*What is asked*:
Restate the full set of records exactly, word for word.

*Data provided*:
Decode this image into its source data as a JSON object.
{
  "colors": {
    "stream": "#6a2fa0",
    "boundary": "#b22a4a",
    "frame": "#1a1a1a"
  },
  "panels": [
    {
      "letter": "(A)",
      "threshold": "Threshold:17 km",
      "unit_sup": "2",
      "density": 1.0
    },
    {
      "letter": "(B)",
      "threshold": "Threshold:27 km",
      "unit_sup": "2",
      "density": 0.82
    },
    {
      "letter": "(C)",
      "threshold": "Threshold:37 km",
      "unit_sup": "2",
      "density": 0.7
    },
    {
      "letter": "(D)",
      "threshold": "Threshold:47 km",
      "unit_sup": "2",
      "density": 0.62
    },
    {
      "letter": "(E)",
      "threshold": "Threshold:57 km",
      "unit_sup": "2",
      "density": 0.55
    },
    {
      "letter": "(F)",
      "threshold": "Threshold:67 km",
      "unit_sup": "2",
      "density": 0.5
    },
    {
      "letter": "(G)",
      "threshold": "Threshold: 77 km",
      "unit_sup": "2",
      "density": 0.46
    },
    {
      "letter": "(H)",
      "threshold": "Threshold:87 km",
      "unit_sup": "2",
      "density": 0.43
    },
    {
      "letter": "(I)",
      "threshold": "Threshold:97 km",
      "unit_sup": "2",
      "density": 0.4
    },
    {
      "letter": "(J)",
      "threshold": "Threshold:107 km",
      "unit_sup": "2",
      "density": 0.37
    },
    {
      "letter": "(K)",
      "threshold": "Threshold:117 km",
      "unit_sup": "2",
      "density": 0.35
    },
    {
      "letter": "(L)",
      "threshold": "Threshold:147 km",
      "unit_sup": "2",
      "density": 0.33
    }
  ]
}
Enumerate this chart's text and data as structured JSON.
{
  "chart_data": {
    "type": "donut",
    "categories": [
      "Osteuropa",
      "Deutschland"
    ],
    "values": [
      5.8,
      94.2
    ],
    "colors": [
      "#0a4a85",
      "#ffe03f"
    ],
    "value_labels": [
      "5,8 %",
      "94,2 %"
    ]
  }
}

*Response to this exercise*:
Decode this image into its source data as a JSON object.
{
  "colors": {
    "stream": "#6a2fa0",
    "boundary": "#b22a4a",
    "frame": "#1a1a1a"
  },
  "panels": [
    {
      "letter": "(A)",
      "threshold": "Threshold:17 km",
      "unit_sup": "2",
      "density": 1.0
    },
    {
      "letter": "(B)",
      "threshold": "Threshold:27 km",
      "unit_sup": "2",
      "density": 0.82
    },
    {
      "letter": "(C)",
      "threshold": "Threshold:37 km",
      "unit_sup": "2",
      "density": 0.7
    },
    {
      "letter": "(D)",
      "threshold": "Threshold:47 km",
      "unit_sup": "2",
      "density": 0.62
    },
    {
      "letter": "(E)",
      "threshold": "Threshold:57 km",
      "unit_sup": "2",
      "density": 0.55
    },
    {
      "letter": "(F)",
      "threshold": "Threshold:67 km",
      "unit_sup": "2",
      "density": 0.5
    },
    {
      "letter": "(G)",
      "threshold": "Threshold: 77 km",
      "unit_sup": "2",
      "density": 0.46
    },
    {
      "letter": "(H)",
      "threshold": "Threshold:87 km",
      "unit_sup": "2",
      "density": 0.43
    },
    {
      "letter": "(I)",
      "threshold": "Threshold:97 km",
      "unit_sup": "2",
      "density": 0.4
    },
    {
      "letter": "(J)",
      "threshold": "Threshold:107 km",
      "unit_sup": "2",
      "density": 0.37
    },
    {
      "letter": "(K)",
      "threshold": "Threshold:117 km",
      "unit_sup": "2",
      "density": 0.35
    },
    {
      "letter": "(L)",
      "threshold": "Threshold:147 km",
      "unit_sup": "2",
      "density": 0.33
    }
  ]
}
Enumerate this chart's text and data as structured JSON.
{
  "chart_data": {
    "type": "donut",
    "categories": [
      "Osteuropa",
      "Deutschland"
    ],
    "values": [
      5.8,
      94.2
    ],
    "colors": [
      "#0a4a85",
      "#ffe03f"
    ],
    "value_labels": [
      "5,8 %",
      "94,2 %"
    ]
  }
}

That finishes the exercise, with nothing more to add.